→ What the exercise asks: Leave out every picture, then transcribe the rest of the listing exactly.

→ Data supplied:

—————

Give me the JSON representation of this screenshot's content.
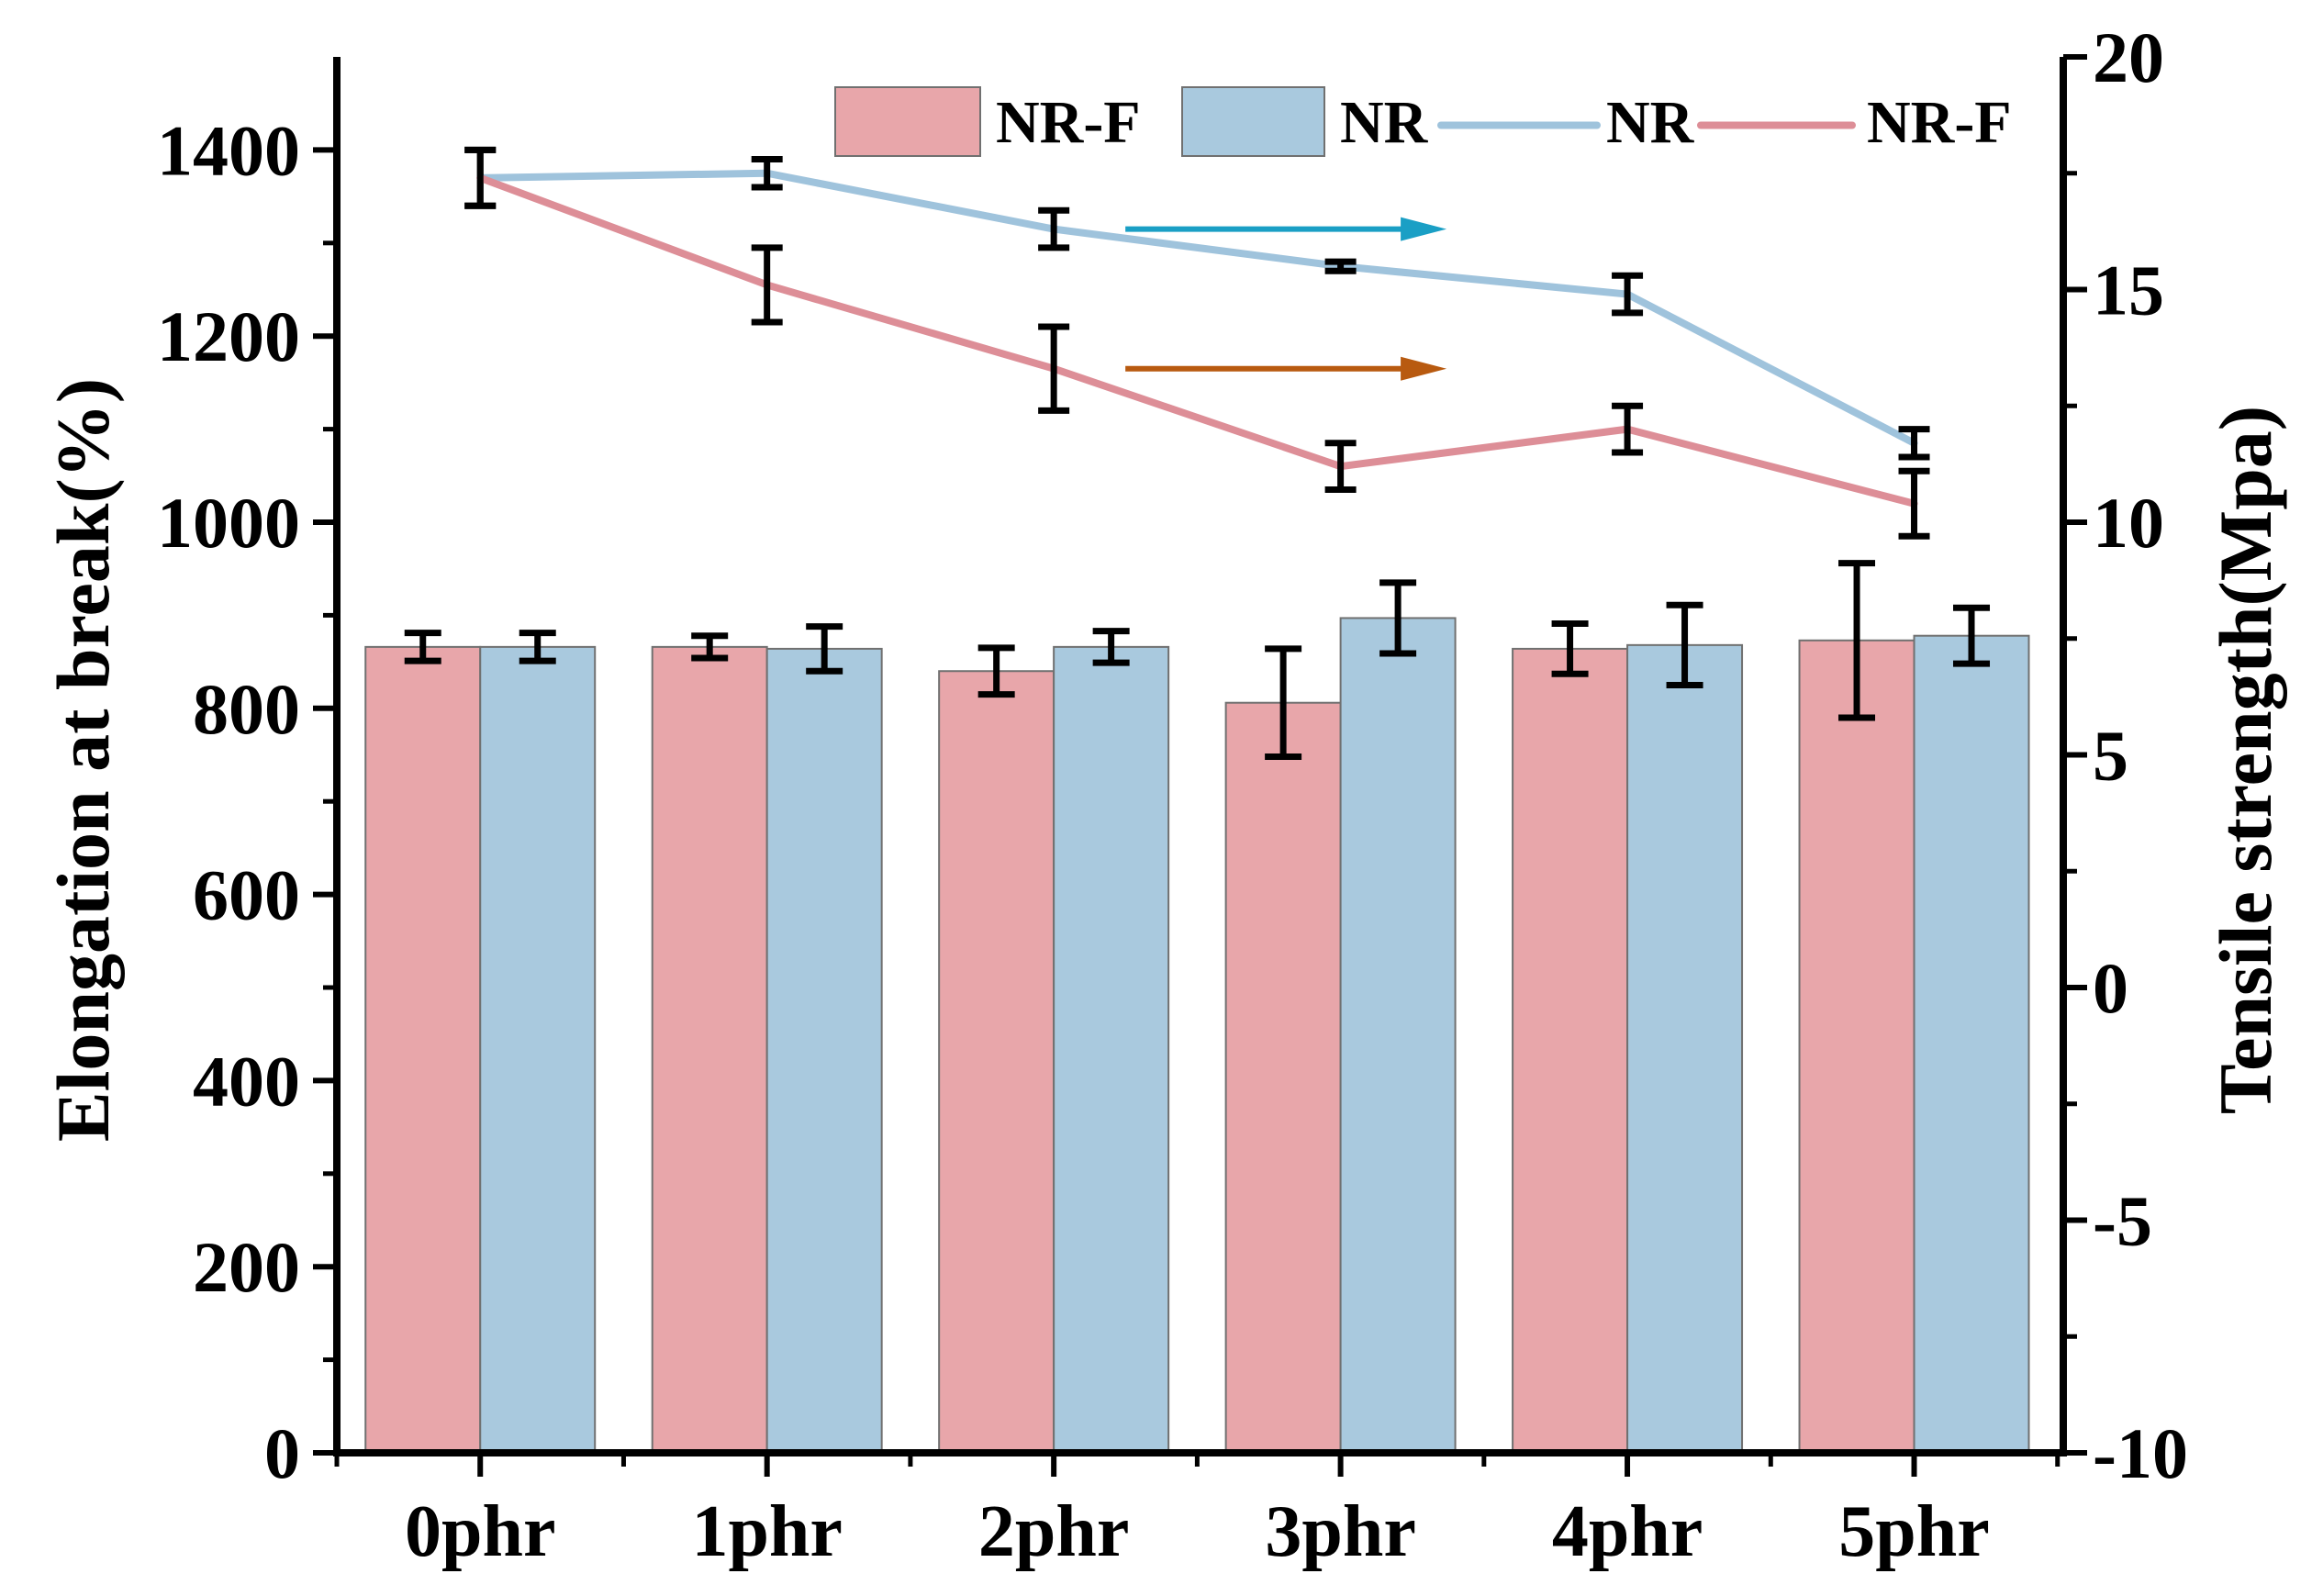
{
  "chart_data": {
    "type": "bar",
    "categories": [
      "0phr",
      "1phr",
      "2phr",
      "3phr",
      "4phr",
      "5phr"
    ],
    "ylabel_left": "Elongation at break(%)",
    "ylabel_right": "Tensile strength(Mpa)",
    "ylim_left": [
      0,
      1500
    ],
    "ylim_right": [
      -10,
      20
    ],
    "yticks_left": [
      "0",
      "200",
      "400",
      "600",
      "800",
      "1000",
      "1200",
      "1400"
    ],
    "yticks_right": [
      "-10",
      "-5",
      "0",
      "5",
      "10",
      "15",
      "20"
    ],
    "yticks_left_values": [
      0,
      200,
      400,
      600,
      800,
      1000,
      1200,
      1400
    ],
    "yticks_right_values": [
      -10,
      -5,
      0,
      5,
      10,
      15,
      20
    ],
    "bars": [
      {
        "name": "NR-F",
        "color": "#e8a6aa",
        "values": [
          866,
          866,
          840,
          806,
          864,
          873
        ],
        "errors": [
          15,
          12,
          25,
          58,
          27,
          83
        ]
      },
      {
        "name": "NR",
        "color": "#a9c9de",
        "values": [
          866,
          864,
          866,
          897,
          868,
          878
        ],
        "errors": [
          15,
          24,
          17,
          38,
          43,
          30
        ]
      }
    ],
    "lines": [
      {
        "name": "NR",
        "color": "#9fc3dc",
        "values": [
          17.4,
          17.5,
          16.3,
          15.5,
          14.9,
          11.7
        ],
        "errors": [
          0.6,
          0.3,
          0.4,
          0.1,
          0.4,
          0.3
        ]
      },
      {
        "name": "NR-F",
        "color": "#dd8e97",
        "values": [
          17.4,
          15.1,
          13.3,
          11.2,
          12.0,
          10.4
        ],
        "errors": [
          0.6,
          0.8,
          0.9,
          0.5,
          0.5,
          0.7
        ]
      }
    ],
    "arrows": [
      {
        "from_category": "2phr",
        "series": "NR",
        "color": "#1a9fc5"
      },
      {
        "from_category": "2phr",
        "series": "NR-F",
        "color": "#b85a10"
      }
    ],
    "legend": {
      "position": "top-right",
      "entries": [
        {
          "label": "NR-F",
          "kind": "bar",
          "color": "#e8a6aa"
        },
        {
          "label": "NR",
          "kind": "bar",
          "color": "#a9c9de"
        },
        {
          "label": "NR",
          "kind": "line",
          "color": "#9fc3dc"
        },
        {
          "label": "NR-F",
          "kind": "line",
          "color": "#dd8e97"
        }
      ]
    }
  }
}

—————

→ Solution below:
Give me the JSON representation of this screenshot's content.
{
  "chart_data": {
    "type": "bar",
    "categories": [
      "0phr",
      "1phr",
      "2phr",
      "3phr",
      "4phr",
      "5phr"
    ],
    "ylabel_left": "Elongation at break(%)",
    "ylabel_right": "Tensile strength(Mpa)",
    "ylim_left": [
      0,
      1500
    ],
    "ylim_right": [
      -10,
      20
    ],
    "yticks_left": [
      "0",
      "200",
      "400",
      "600",
      "800",
      "1000",
      "1200",
      "1400"
    ],
    "yticks_right": [
      "-10",
      "-5",
      "0",
      "5",
      "10",
      "15",
      "20"
    ],
    "yticks_left_values": [
      0,
      200,
      400,
      600,
      800,
      1000,
      1200,
      1400
    ],
    "yticks_right_values": [
      -10,
      -5,
      0,
      5,
      10,
      15,
      20
    ],
    "bars": [
      {
        "name": "NR-F",
        "color": "#e8a6aa",
        "values": [
          866,
          866,
          840,
          806,
          864,
          873
        ],
        "errors": [
          15,
          12,
          25,
          58,
          27,
          83
        ]
      },
      {
        "name": "NR",
        "color": "#a9c9de",
        "values": [
          866,
          864,
          866,
          897,
          868,
          878
        ],
        "errors": [
          15,
          24,
          17,
          38,
          43,
          30
        ]
      }
    ],
    "lines": [
      {
        "name": "NR",
        "color": "#9fc3dc",
        "values": [
          17.4,
          17.5,
          16.3,
          15.5,
          14.9,
          11.7
        ],
        "errors": [
          0.6,
          0.3,
          0.4,
          0.1,
          0.4,
          0.3
        ]
      },
      {
        "name": "NR-F",
        "color": "#dd8e97",
        "values": [
          17.4,
          15.1,
          13.3,
          11.2,
          12.0,
          10.4
        ],
        "errors": [
          0.6,
          0.8,
          0.9,
          0.5,
          0.5,
          0.7
        ]
      }
    ],
    "arrows": [
      {
        "from_category": "2phr",
        "series": "NR",
        "color": "#1a9fc5"
      },
      {
        "from_category": "2phr",
        "series": "NR-F",
        "color": "#b85a10"
      }
    ],
    "legend": {
      "position": "top-right",
      "entries": [
        {
          "label": "NR-F",
          "kind": "bar",
          "color": "#e8a6aa"
        },
        {
          "label": "NR",
          "kind": "bar",
          "color": "#a9c9de"
        },
        {
          "label": "NR",
          "kind": "line",
          "color": "#9fc3dc"
        },
        {
          "label": "NR-F",
          "kind": "line",
          "color": "#dd8e97"
        }
      ]
    }
  }
}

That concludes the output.